(Data for review Opens)

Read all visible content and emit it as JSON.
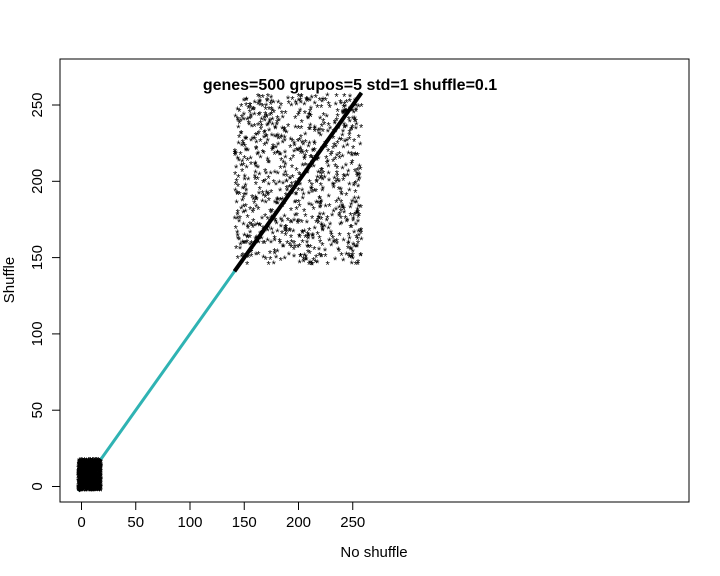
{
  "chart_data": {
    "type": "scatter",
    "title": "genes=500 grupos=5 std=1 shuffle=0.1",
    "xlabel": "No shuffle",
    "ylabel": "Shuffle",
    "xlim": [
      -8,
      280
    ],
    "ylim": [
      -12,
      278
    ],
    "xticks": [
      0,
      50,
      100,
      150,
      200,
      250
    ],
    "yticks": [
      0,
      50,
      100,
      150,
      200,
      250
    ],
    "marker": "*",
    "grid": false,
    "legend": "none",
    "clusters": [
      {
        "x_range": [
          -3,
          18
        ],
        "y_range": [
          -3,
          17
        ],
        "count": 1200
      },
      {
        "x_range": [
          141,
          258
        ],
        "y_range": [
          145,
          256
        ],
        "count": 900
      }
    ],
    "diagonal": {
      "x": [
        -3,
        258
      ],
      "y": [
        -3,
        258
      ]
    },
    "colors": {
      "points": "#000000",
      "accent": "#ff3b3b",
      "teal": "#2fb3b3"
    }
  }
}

(Data for review Closes)

**What needs to be done**.
Output nothing but the entries above, exactly, once the pictures are removed.

**Output for this task**.
Read all visible content and emit it as JSON.
{
  "chart_data": {
    "type": "scatter",
    "title": "genes=500 grupos=5 std=1 shuffle=0.1",
    "xlabel": "No shuffle",
    "ylabel": "Shuffle",
    "xlim": [
      -8,
      280
    ],
    "ylim": [
      -12,
      278
    ],
    "xticks": [
      0,
      50,
      100,
      150,
      200,
      250
    ],
    "yticks": [
      0,
      50,
      100,
      150,
      200,
      250
    ],
    "marker": "*",
    "grid": false,
    "legend": "none",
    "clusters": [
      {
        "x_range": [
          -3,
          18
        ],
        "y_range": [
          -3,
          17
        ],
        "count": 1200
      },
      {
        "x_range": [
          141,
          258
        ],
        "y_range": [
          145,
          256
        ],
        "count": 900
      }
    ],
    "diagonal": {
      "x": [
        -3,
        258
      ],
      "y": [
        -3,
        258
      ]
    },
    "colors": {
      "points": "#000000",
      "accent": "#ff3b3b",
      "teal": "#2fb3b3"
    }
  }
}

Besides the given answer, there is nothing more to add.